### The task
Find the lines of data that contain the string "hoại", then list them.

### Information provided
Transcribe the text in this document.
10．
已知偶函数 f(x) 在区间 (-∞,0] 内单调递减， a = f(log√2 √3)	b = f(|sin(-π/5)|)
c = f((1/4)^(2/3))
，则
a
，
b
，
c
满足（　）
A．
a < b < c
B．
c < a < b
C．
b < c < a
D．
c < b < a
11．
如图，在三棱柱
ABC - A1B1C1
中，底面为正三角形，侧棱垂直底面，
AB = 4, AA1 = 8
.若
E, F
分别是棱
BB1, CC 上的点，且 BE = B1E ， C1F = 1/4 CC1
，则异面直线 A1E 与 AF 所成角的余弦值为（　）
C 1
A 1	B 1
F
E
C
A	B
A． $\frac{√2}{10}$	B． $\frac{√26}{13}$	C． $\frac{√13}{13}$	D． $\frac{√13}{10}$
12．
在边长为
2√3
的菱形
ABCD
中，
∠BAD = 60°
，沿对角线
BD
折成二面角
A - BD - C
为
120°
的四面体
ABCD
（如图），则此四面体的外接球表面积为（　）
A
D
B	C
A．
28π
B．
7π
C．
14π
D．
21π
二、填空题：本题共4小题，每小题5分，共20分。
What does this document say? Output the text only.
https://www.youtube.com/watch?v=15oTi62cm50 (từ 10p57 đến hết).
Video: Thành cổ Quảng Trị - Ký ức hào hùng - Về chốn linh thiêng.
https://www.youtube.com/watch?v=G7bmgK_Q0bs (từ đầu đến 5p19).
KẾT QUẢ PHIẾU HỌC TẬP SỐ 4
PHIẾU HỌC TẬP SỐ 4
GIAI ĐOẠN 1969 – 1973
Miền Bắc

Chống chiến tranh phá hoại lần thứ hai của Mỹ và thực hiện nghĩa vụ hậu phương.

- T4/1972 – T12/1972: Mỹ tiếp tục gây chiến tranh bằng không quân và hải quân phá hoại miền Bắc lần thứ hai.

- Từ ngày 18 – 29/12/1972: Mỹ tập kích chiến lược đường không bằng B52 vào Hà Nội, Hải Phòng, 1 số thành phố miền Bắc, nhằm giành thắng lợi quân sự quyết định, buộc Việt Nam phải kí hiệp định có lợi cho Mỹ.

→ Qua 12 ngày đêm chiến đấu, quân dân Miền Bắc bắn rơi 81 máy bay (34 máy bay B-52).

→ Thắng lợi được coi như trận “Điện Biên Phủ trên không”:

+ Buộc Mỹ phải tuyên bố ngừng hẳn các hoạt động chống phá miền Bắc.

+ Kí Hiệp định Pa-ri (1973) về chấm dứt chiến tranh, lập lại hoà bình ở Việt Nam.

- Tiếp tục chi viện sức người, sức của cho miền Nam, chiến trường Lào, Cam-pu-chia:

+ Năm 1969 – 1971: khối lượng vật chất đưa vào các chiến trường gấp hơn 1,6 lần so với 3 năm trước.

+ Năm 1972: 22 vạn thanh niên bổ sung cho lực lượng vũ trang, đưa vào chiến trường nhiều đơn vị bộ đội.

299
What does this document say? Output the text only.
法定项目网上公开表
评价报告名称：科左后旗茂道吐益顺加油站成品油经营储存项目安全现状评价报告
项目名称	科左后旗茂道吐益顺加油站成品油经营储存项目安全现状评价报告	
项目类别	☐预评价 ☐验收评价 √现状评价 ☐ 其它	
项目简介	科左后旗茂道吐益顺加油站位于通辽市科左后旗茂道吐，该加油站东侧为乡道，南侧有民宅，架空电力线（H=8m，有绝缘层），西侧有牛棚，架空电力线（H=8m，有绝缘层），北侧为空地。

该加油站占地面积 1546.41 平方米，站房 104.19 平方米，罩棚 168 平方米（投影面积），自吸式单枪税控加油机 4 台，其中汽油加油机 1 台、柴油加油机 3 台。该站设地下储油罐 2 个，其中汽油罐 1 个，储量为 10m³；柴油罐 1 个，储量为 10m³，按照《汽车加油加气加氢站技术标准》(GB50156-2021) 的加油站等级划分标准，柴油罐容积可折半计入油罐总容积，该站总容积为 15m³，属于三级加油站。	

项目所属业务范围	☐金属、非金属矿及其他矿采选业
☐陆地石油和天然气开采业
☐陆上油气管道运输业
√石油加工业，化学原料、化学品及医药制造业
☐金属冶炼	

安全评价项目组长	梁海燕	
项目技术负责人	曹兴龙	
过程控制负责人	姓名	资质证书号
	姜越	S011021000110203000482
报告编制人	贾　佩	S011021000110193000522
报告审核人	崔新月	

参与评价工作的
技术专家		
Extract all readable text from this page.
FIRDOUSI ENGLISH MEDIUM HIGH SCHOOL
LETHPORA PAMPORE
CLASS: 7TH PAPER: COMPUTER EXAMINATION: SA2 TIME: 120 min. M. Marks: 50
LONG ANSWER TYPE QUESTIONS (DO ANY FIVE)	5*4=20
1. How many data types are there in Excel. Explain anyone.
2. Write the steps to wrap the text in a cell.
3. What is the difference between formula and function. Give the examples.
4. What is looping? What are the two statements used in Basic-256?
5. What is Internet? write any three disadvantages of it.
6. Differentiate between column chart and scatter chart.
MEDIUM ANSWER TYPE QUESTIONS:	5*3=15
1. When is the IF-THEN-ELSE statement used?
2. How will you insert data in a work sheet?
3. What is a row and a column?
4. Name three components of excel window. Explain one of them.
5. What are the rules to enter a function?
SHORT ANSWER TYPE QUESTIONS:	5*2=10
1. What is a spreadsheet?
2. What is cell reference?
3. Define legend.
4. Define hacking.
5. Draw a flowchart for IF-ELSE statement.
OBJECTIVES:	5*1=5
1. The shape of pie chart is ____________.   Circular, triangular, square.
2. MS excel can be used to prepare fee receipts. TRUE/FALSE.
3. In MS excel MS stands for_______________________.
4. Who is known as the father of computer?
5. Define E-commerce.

### Solved exercise
Chống chiến tranh phá hoại lần thứ hai của Mỹ và thực hiện nghĩa vụ hậu phương.
- T4/1972 – T12/1972: Mỹ tiếp tục gây chiến tranh bằng không quân và hải quân phá hoại miền Bắc lần thứ hai.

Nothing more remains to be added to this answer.